• [Aim] Here are records with pictures in them. Copy all of them exactly and leave the pictures out.

(Items from a figure collection)
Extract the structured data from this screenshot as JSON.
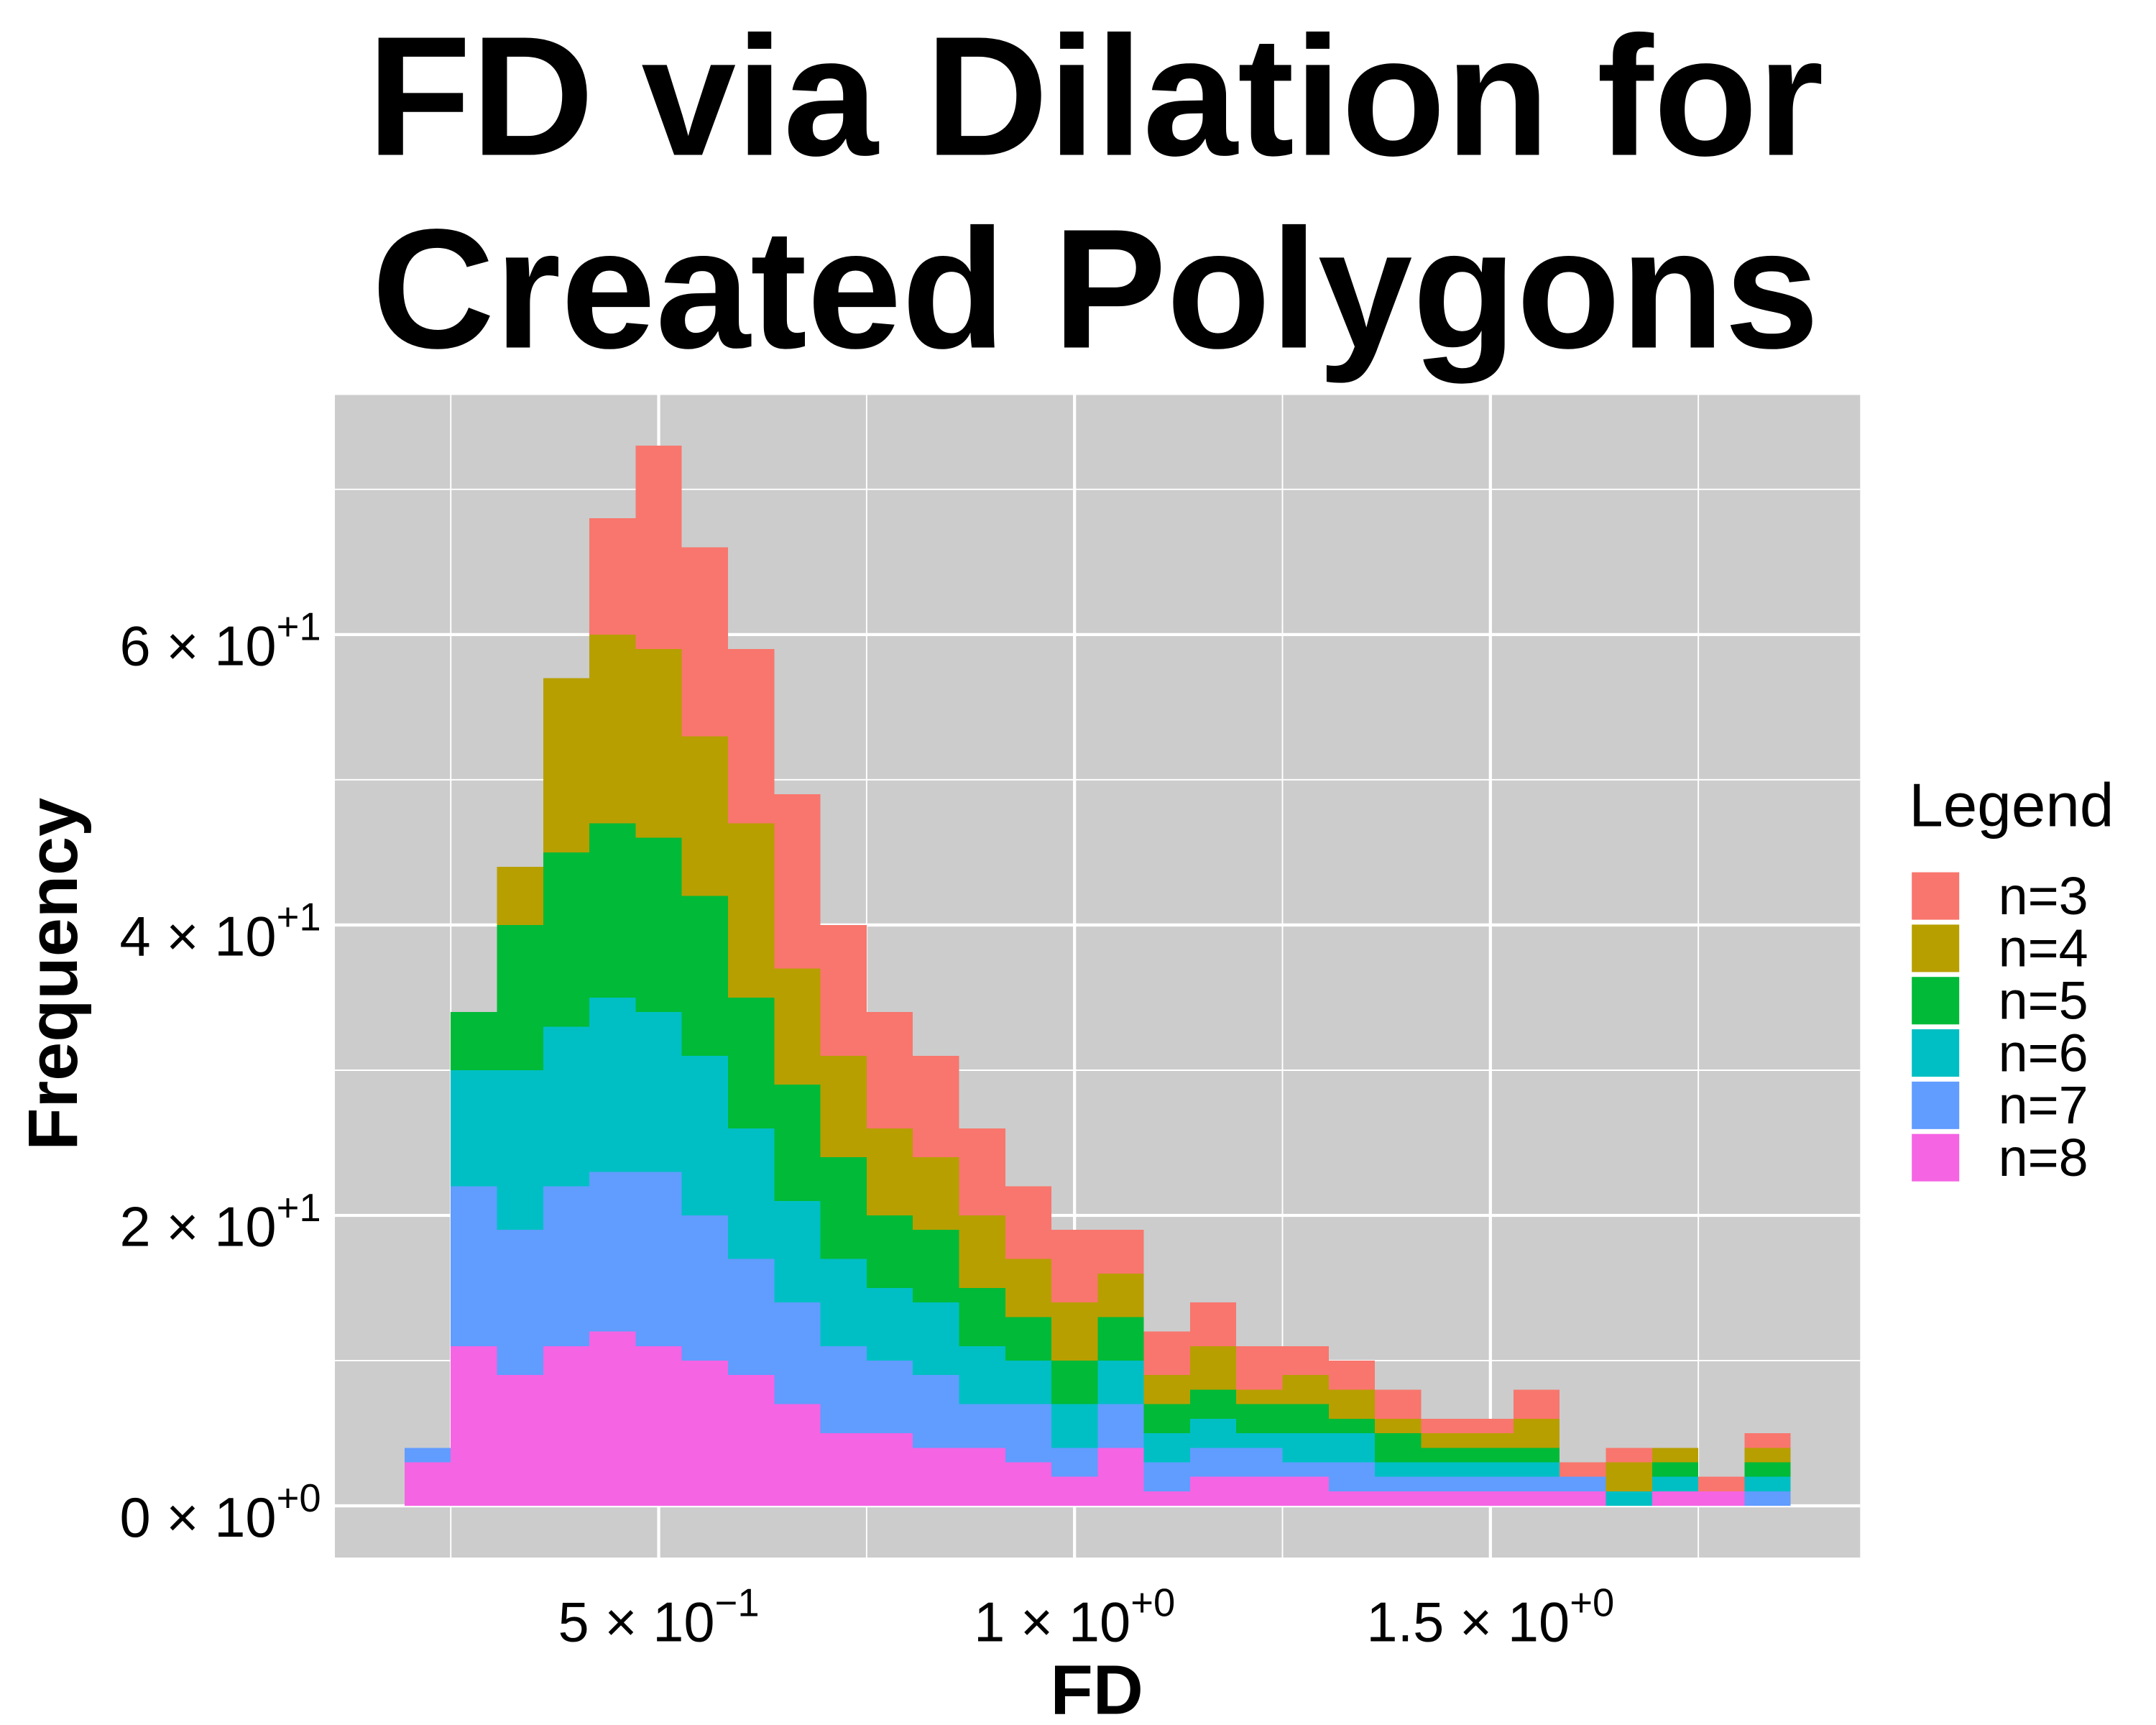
{
  "chart_data": {
    "type": "histogram",
    "stacked": true,
    "title": "FD via Dilation for Created Polygons",
    "x_label": "FD",
    "y_label": "Frequency",
    "legend_title": "Legend",
    "legend_position": "right",
    "grid": true,
    "bins": [
      0.1944,
      0.25,
      0.3056,
      0.3611,
      0.4167,
      0.4722,
      0.5278,
      0.5833,
      0.6389,
      0.6944,
      0.75,
      0.8056,
      0.8611,
      0.9167,
      0.9722,
      1.0278,
      1.0833,
      1.1389,
      1.1944,
      1.25,
      1.3056,
      1.3611,
      1.4167,
      1.4722,
      1.5278,
      1.5833,
      1.6389,
      1.6944,
      1.75,
      1.8056,
      1.8611
    ],
    "series": [
      {
        "name": "n=3",
        "color": "#F8766D",
        "values": [
          0,
          0,
          0,
          0,
          8,
          14,
          13,
          12,
          12,
          9,
          8,
          7,
          6,
          5,
          5,
          3,
          3,
          3,
          3,
          2,
          2,
          2,
          1,
          1,
          2,
          1,
          1,
          0,
          1,
          1
        ]
      },
      {
        "name": "n=4",
        "color": "#B79F00",
        "values": [
          0,
          0,
          4,
          12,
          13,
          13,
          11,
          12,
          8,
          7,
          6,
          5,
          5,
          4,
          4,
          3,
          2,
          3,
          1,
          2,
          2,
          1,
          1,
          1,
          2,
          0,
          2,
          1,
          0,
          1
        ]
      },
      {
        "name": "n=5",
        "color": "#00BA38",
        "values": [
          0,
          4,
          10,
          12,
          12,
          12,
          11,
          9,
          8,
          7,
          5,
          5,
          4,
          3,
          3,
          3,
          2,
          2,
          2,
          2,
          1,
          2,
          1,
          1,
          1,
          0,
          0,
          1,
          0,
          1
        ]
      },
      {
        "name": "n=6",
        "color": "#00BFC4",
        "values": [
          0,
          8,
          11,
          11,
          12,
          11,
          11,
          9,
          7,
          6,
          5,
          5,
          4,
          3,
          3,
          3,
          2,
          2,
          1,
          2,
          2,
          1,
          1,
          1,
          1,
          0,
          1,
          1,
          0,
          1
        ]
      },
      {
        "name": "n=7",
        "color": "#619CFF",
        "values": [
          1,
          11,
          10,
          11,
          11,
          12,
          10,
          8,
          7,
          6,
          5,
          5,
          3,
          4,
          2,
          3,
          2,
          2,
          2,
          1,
          2,
          1,
          1,
          1,
          1,
          1,
          0,
          0,
          0,
          1
        ]
      },
      {
        "name": "n=8",
        "color": "#F564E3",
        "values": [
          3,
          11,
          9,
          11,
          12,
          11,
          10,
          9,
          7,
          5,
          5,
          4,
          4,
          3,
          2,
          4,
          1,
          2,
          2,
          2,
          1,
          1,
          1,
          1,
          1,
          1,
          0,
          1,
          1,
          0
        ]
      }
    ],
    "xlim": [
      0.1107,
      1.9446
    ],
    "ylim": [
      -3.56,
      76.5
    ],
    "xticks": [
      {
        "value": 0.5,
        "label": "5 × 10",
        "exponent": "−1"
      },
      {
        "value": 1,
        "label": "1 × 10",
        "exponent": "+0"
      },
      {
        "value": 1.5,
        "label": "1.5 × 10",
        "exponent": "+0"
      }
    ],
    "yticks": [
      {
        "value": 0,
        "label": "0 × 10",
        "exponent": "+0"
      },
      {
        "value": 20,
        "label": "2 × 10",
        "exponent": "+1"
      },
      {
        "value": 40,
        "label": "4 × 10",
        "exponent": "+1"
      },
      {
        "value": 60,
        "label": "6 × 10",
        "exponent": "+1"
      }
    ],
    "minor_xticks": [
      0.25,
      0.75,
      1.25,
      1.75
    ],
    "minor_yticks": [
      10,
      30,
      50,
      70
    ],
    "panel_color": "#CCCCCC",
    "grid_color": "#FFFFFF"
  }
}
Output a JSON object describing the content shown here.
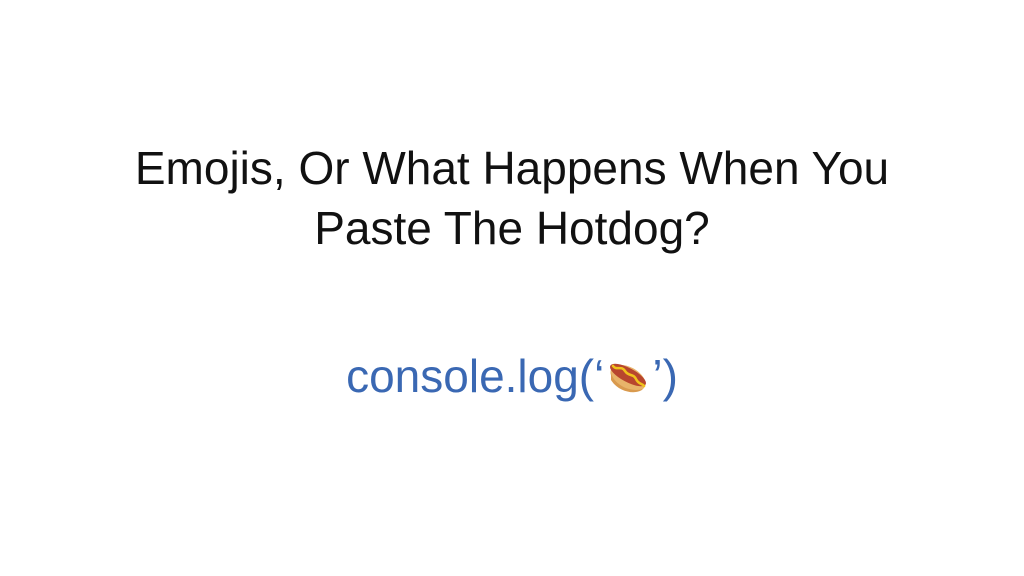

• [Solution]
Extract the structured data from this screenshot as JSON.
{
  "chart_data": {
    "type": "histogram",
    "stacked": true,
    "title": "FD via Dilation for Created Polygons",
    "x_label": "FD",
    "y_label": "Frequency",
    "legend_title": "Legend",
    "legend_position": "right",
    "grid": true,
    "bins": [
      0.1944,
      0.25,
      0.3056,
      0.3611,
      0.4167,
      0.4722,
      0.5278,
      0.5833,
      0.6389,
      0.6944,
      0.75,
      0.8056,
      0.8611,
      0.9167,
      0.9722,
      1.0278,
      1.0833,
      1.1389,
      1.1944,
      1.25,
      1.3056,
      1.3611,
      1.4167,
      1.4722,
      1.5278,
      1.5833,
      1.6389,
      1.6944,
      1.75,
      1.8056,
      1.8611
    ],
    "series": [
      {
        "name": "n=3",
        "color": "#F8766D",
        "values": [
          0,
          0,
          0,
          0,
          8,
          14,
          13,
          12,
          12,
          9,
          8,
          7,
          6,
          5,
          5,
          3,
          3,
          3,
          3,
          2,
          2,
          2,
          1,
          1,
          2,
          1,
          1,
          0,
          1,
          1
        ]
      },
      {
        "name": "n=4",
        "color": "#B79F00",
        "values": [
          0,
          0,
          4,
          12,
          13,
          13,
          11,
          12,
          8,
          7,
          6,
          5,
          5,
          4,
          4,
          3,
          2,
          3,
          1,
          2,
          2,
          1,
          1,
          1,
          2,
          0,
          2,
          1,
          0,
          1
        ]
      },
      {
        "name": "n=5",
        "color": "#00BA38",
        "values": [
          0,
          4,
          10,
          12,
          12,
          12,
          11,
          9,
          8,
          7,
          5,
          5,
          4,
          3,
          3,
          3,
          2,
          2,
          2,
          2,
          1,
          2,
          1,
          1,
          1,
          0,
          0,
          1,
          0,
          1
        ]
      },
      {
        "name": "n=6",
        "color": "#00BFC4",
        "values": [
          0,
          8,
          11,
          11,
          12,
          11,
          11,
          9,
          7,
          6,
          5,
          5,
          4,
          3,
          3,
          3,
          2,
          2,
          1,
          2,
          2,
          1,
          1,
          1,
          1,
          0,
          1,
          1,
          0,
          1
        ]
      },
      {
        "name": "n=7",
        "color": "#619CFF",
        "values": [
          1,
          11,
          10,
          11,
          11,
          12,
          10,
          8,
          7,
          6,
          5,
          5,
          3,
          4,
          2,
          3,
          2,
          2,
          2,
          1,
          2,
          1,
          1,
          1,
          1,
          1,
          0,
          0,
          0,
          1
        ]
      },
      {
        "name": "n=8",
        "color": "#F564E3",
        "values": [
          3,
          11,
          9,
          11,
          12,
          11,
          10,
          9,
          7,
          5,
          5,
          4,
          4,
          3,
          2,
          4,
          1,
          2,
          2,
          2,
          1,
          1,
          1,
          1,
          1,
          1,
          0,
          1,
          1,
          0
        ]
      }
    ],
    "xlim": [
      0.1107,
      1.9446
    ],
    "ylim": [
      -3.56,
      76.5
    ],
    "xticks": [
      {
        "value": 0.5,
        "label": "5 × 10",
        "exponent": "−1"
      },
      {
        "value": 1,
        "label": "1 × 10",
        "exponent": "+0"
      },
      {
        "value": 1.5,
        "label": "1.5 × 10",
        "exponent": "+0"
      }
    ],
    "yticks": [
      {
        "value": 0,
        "label": "0 × 10",
        "exponent": "+0"
      },
      {
        "value": 20,
        "label": "2 × 10",
        "exponent": "+1"
      },
      {
        "value": 40,
        "label": "4 × 10",
        "exponent": "+1"
      },
      {
        "value": 60,
        "label": "6 × 10",
        "exponent": "+1"
      }
    ],
    "minor_xticks": [
      0.25,
      0.75,
      1.25,
      1.75
    ],
    "minor_yticks": [
      10,
      30,
      50,
      70
    ],
    "panel_color": "#CCCCCC",
    "grid_color": "#FFFFFF"
  }
}
Output a JSON object describing the content shown here.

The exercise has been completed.